__Task to complete__: Each line containing the word "JSON" must be reported.

__Data lines__:
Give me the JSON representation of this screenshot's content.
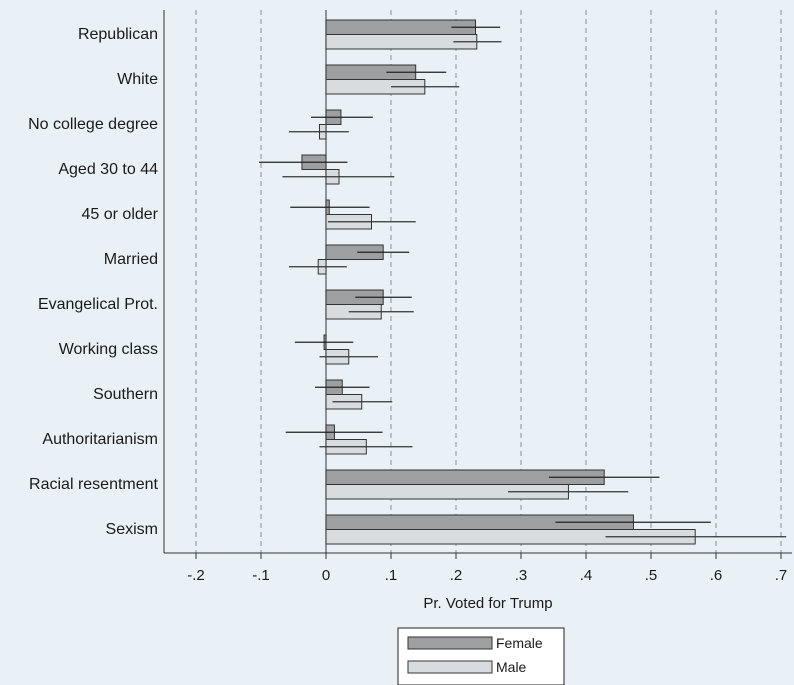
{
  "chart_data": {
    "type": "bar",
    "orientation": "horizontal",
    "xlabel": "Pr. Voted for Trump",
    "xlim": [
      -0.25,
      0.72
    ],
    "x_ticks": [
      {
        "value": -0.2,
        "label": "-.2"
      },
      {
        "value": -0.1,
        "label": "-.1"
      },
      {
        "value": 0,
        "label": "0"
      },
      {
        "value": 0.1,
        "label": ".1"
      },
      {
        "value": 0.2,
        "label": ".2"
      },
      {
        "value": 0.3,
        "label": ".3"
      },
      {
        "value": 0.4,
        "label": ".4"
      },
      {
        "value": 0.5,
        "label": ".5"
      },
      {
        "value": 0.6,
        "label": ".6"
      },
      {
        "value": 0.7,
        "label": ".7"
      }
    ],
    "grid": "vertical dashed",
    "legend_position": "bottom",
    "categories": [
      "Republican",
      "White",
      "No college degree",
      "Aged 30 to 44",
      "45 or older",
      "Married",
      "Evangelical Prot.",
      "Working class",
      "Southern",
      "Authoritarianism",
      "Racial resentment",
      "Sexism"
    ],
    "series": [
      {
        "name": "Female",
        "color": "#9d9fa1",
        "values": [
          0.23,
          0.138,
          0.023,
          -0.037,
          0.005,
          0.088,
          0.088,
          -0.003,
          0.025,
          0.013,
          0.428,
          0.473
        ],
        "ci_low": [
          0.193,
          0.093,
          -0.023,
          -0.103,
          -0.055,
          0.048,
          0.045,
          -0.048,
          -0.017,
          -0.062,
          0.343,
          0.353
        ],
        "ci_high": [
          0.268,
          0.185,
          0.072,
          0.033,
          0.067,
          0.128,
          0.132,
          0.042,
          0.067,
          0.087,
          0.513,
          0.592
        ]
      },
      {
        "name": "Male",
        "color": "#d8dcdf",
        "values": [
          0.232,
          0.152,
          -0.01,
          0.02,
          0.07,
          -0.012,
          0.085,
          0.035,
          0.055,
          0.062,
          0.373,
          0.568
        ],
        "ci_low": [
          0.196,
          0.1,
          -0.057,
          -0.067,
          0.003,
          -0.057,
          0.035,
          -0.01,
          0.01,
          -0.01,
          0.28,
          0.43
        ],
        "ci_high": [
          0.27,
          0.205,
          0.035,
          0.105,
          0.138,
          0.032,
          0.135,
          0.08,
          0.102,
          0.133,
          0.465,
          0.708
        ]
      }
    ]
  }
}
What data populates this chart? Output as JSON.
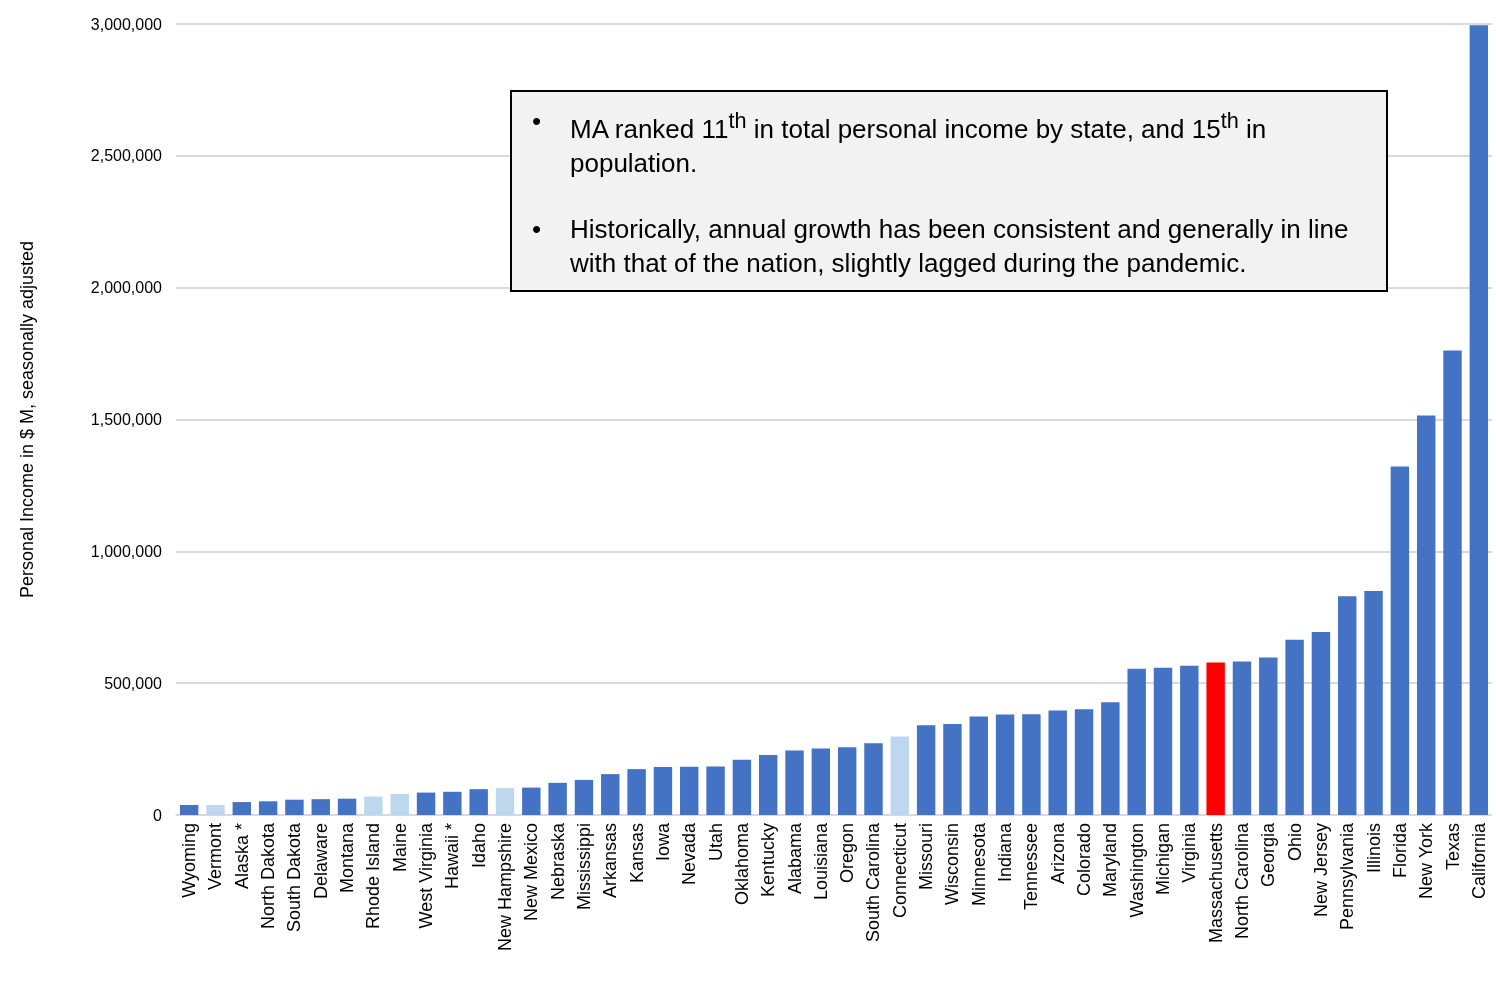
{
  "chart_data": {
    "type": "bar",
    "ylabel": "Personal Income in $ M, seasonally adjusted",
    "categories": [
      "Wyoming",
      "Vermont",
      "Alaska *",
      "North Dakota",
      "South Dakota",
      "Delaware",
      "Montana",
      "Rhode Island",
      "Maine",
      "West Virginia",
      "Hawaii *",
      "Idaho",
      "New Hampshire",
      "New Mexico",
      "Nebraska",
      "Mississippi",
      "Arkansas",
      "Kansas",
      "Iowa",
      "Nevada",
      "Utah",
      "Oklahoma",
      "Kentucky",
      "Alabama",
      "Louisiana",
      "Oregon",
      "South Carolina",
      "Connecticut",
      "Missouri",
      "Wisconsin",
      "Minnesota",
      "Indiana",
      "Tennessee",
      "Arizona",
      "Colorado",
      "Maryland",
      "Washington",
      "Michigan",
      "Virginia",
      "Massachusetts",
      "North Carolina",
      "Georgia",
      "Ohio",
      "New Jersey",
      "Pennsylvania",
      "Illinois",
      "Florida",
      "New York",
      "Texas",
      "California"
    ],
    "values": [
      38000,
      38000,
      49000,
      52000,
      58000,
      60000,
      62000,
      70000,
      80000,
      85000,
      88000,
      98000,
      102000,
      104000,
      122000,
      133000,
      155000,
      174000,
      182000,
      183000,
      184000,
      210000,
      228000,
      245000,
      252000,
      257000,
      272000,
      298000,
      340000,
      345000,
      374000,
      381000,
      382000,
      396000,
      401000,
      428000,
      555000,
      558000,
      566000,
      578000,
      582000,
      597000,
      665000,
      694000,
      830000,
      850000,
      1322000,
      1515000,
      1762000,
      2995000
    ],
    "colors": [
      "#4472c4",
      "#bdd7ee",
      "#4472c4",
      "#4472c4",
      "#4472c4",
      "#4472c4",
      "#4472c4",
      "#bdd7ee",
      "#bdd7ee",
      "#4472c4",
      "#4472c4",
      "#4472c4",
      "#bdd7ee",
      "#4472c4",
      "#4472c4",
      "#4472c4",
      "#4472c4",
      "#4472c4",
      "#4472c4",
      "#4472c4",
      "#4472c4",
      "#4472c4",
      "#4472c4",
      "#4472c4",
      "#4472c4",
      "#4472c4",
      "#4472c4",
      "#bdd7ee",
      "#4472c4",
      "#4472c4",
      "#4472c4",
      "#4472c4",
      "#4472c4",
      "#4472c4",
      "#4472c4",
      "#4472c4",
      "#4472c4",
      "#4472c4",
      "#4472c4",
      "#ff0000",
      "#4472c4",
      "#4472c4",
      "#4472c4",
      "#4472c4",
      "#4472c4",
      "#4472c4",
      "#4472c4",
      "#4472c4",
      "#4472c4",
      "#4472c4"
    ],
    "ylim": [
      0,
      3000000
    ],
    "yticks": [
      {
        "value": 0,
        "label": "0"
      },
      {
        "value": 500000,
        "label": "500,000"
      },
      {
        "value": 1000000,
        "label": "1,000,000"
      },
      {
        "value": 1500000,
        "label": "1,500,000"
      },
      {
        "value": 2000000,
        "label": "2,000,000"
      },
      {
        "value": 2500000,
        "label": "2,500,000"
      },
      {
        "value": 3000000,
        "label": "3,000,000"
      }
    ],
    "grid": "y",
    "annotations": [
      "• MA ranked 11$^{th}$ in total personal income by state, and 15$^{th}$ in population.",
      "• Historically, annual growth has been consistent and generally in line with that of the nation, slightly lagged during the pandemic."
    ]
  }
}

__The result__:
Give me the JSON representation of this screenshot's content.
What data populates this chart? Output as JSON.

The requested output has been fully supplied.